* **Exercise data**:

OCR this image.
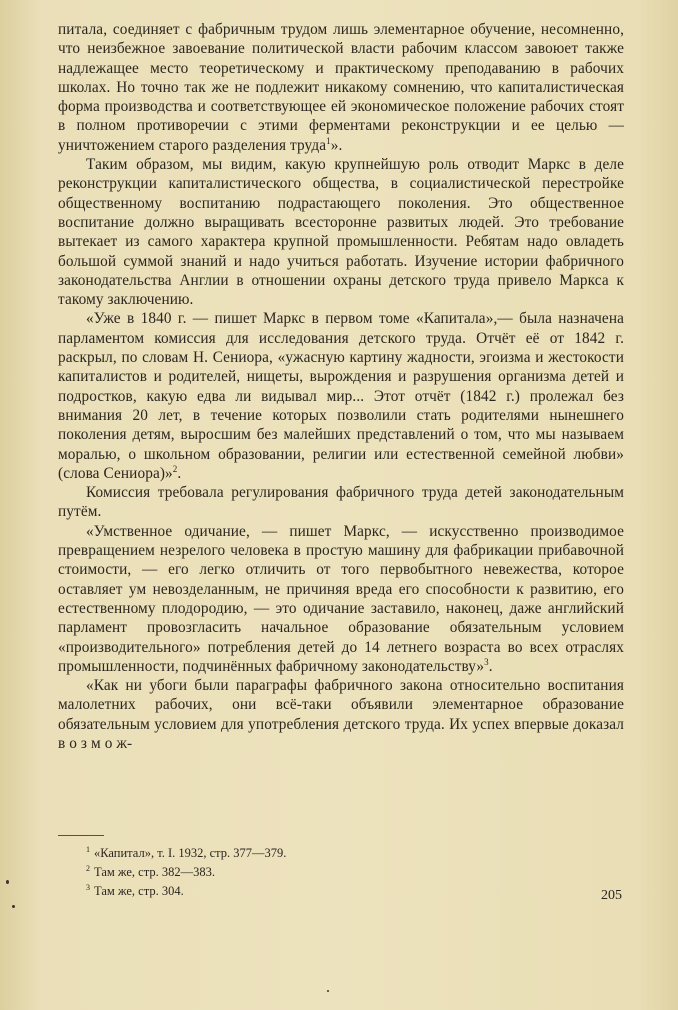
питала, соединяет с фабричным трудом лишь элементарное обучение, несомненно, что неизбежное завоевание политической власти рабочим классом завоюет также надлежащее место теоретическому и практическому преподаванию в рабочих школах. Но точно так же не подлежит никакому сомнению, что капиталистическая форма производства и соответствующее ей экономическое положение рабочих стоят в полном противоречии с этими ферментами реконструкции и ее целью — уничтожением старого разделения труда$^1$».

Таким образом, мы видим, какую крупнейшую роль отводит Маркс в деле реконструкции капиталистического общества, в социалистической перестройке общественному воспитанию подрастающего поколения. Это общественное воспитание должно выращивать всесторонне развитых людей. Это требование вытекает из самого характера крупной промышленности. Ребятам надо овладеть большой суммой знаний и надо учиться работать. Изучение истории фабричного законодательства Англии в отношении охраны детского труда привело Маркса к такому заключению.

«Уже в 1840 г. — пишет Маркс в первом томе «Капитала»,— была назначена парламентом комиссия для исследования детского труда. Отчёт её от 1842 г. раскрыл, по словам Н. Сениора, «ужасную картину жадности, эгоизма и жестокости капиталистов и родителей, нищеты, вырождения и разрушения организма детей и подростков, какую едва ли видывал мир... Этот отчёт (1842 г.) пролежал без внимания 20 лет, в течение которых позволили стать родителями нынешнего поколения детям, выросшим без малейших представлений о том, что мы называем моралью, о школьном образовании, религии или естественной семейной любви» (слова Сениора)»$^2$.

Комиссия требовала регулирования фабричного труда детей законодательным путём.

«Умственное одичание, — пишет Маркс, — искусственно производимое превращением незрелого человека в простую машину для фабрикации прибавочной стоимости, — его легко отличить от того первобытного невежества, которое оставляет ум невозделанным, не причиняя вреда его способности к развитию, его естественному плодородию, — это одичание заставило, наконец, даже английский парламент провозгласить начальное образование обязательным условием «производительного» потребления детей до 14 летнего возраста во всех отраслях промышленности, подчинённых фабричному законодательству»$^3$.

«Как ни убоги были параграфы фабричного закона относительно воспитания малолетних рабочих, они всё-таки объявили элементарное образование обязательным условием для употребления детского труда. Их успех впервые доказал в о з м о ж-

$^1$ «Капитал», т. I. 1932, стр. 377—379.
$^2$ Там же, стр. 382—383.
$^3$ Там же, стр. 304.	205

* **To be done**: Copy out each line in the listing that has the word "элементарное".

* **Final answer**:
питала, соединяет с фабричным трудом лишь элементарное обучение, несомненно, что неизбежное завоевание политической власти рабочим классом завоюет также надлежащее место теоретическому и практическому преподаванию в рабочих школах. Но точно так же не подлежит никакому сомнению, что капиталистическая форма производства и соответствующее ей экономическое положение рабочих стоят в полном противоречии с этими ферментами реконструкции и ее целью — уничтожением старого разделения труда$^1$».
«Как ни убоги были параграфы фабричного закона относительно воспитания малолетних рабочих, они всё-таки объявили элементарное образование обязательным условием для употребления детского труда. Их успех впервые доказал в о з м о ж-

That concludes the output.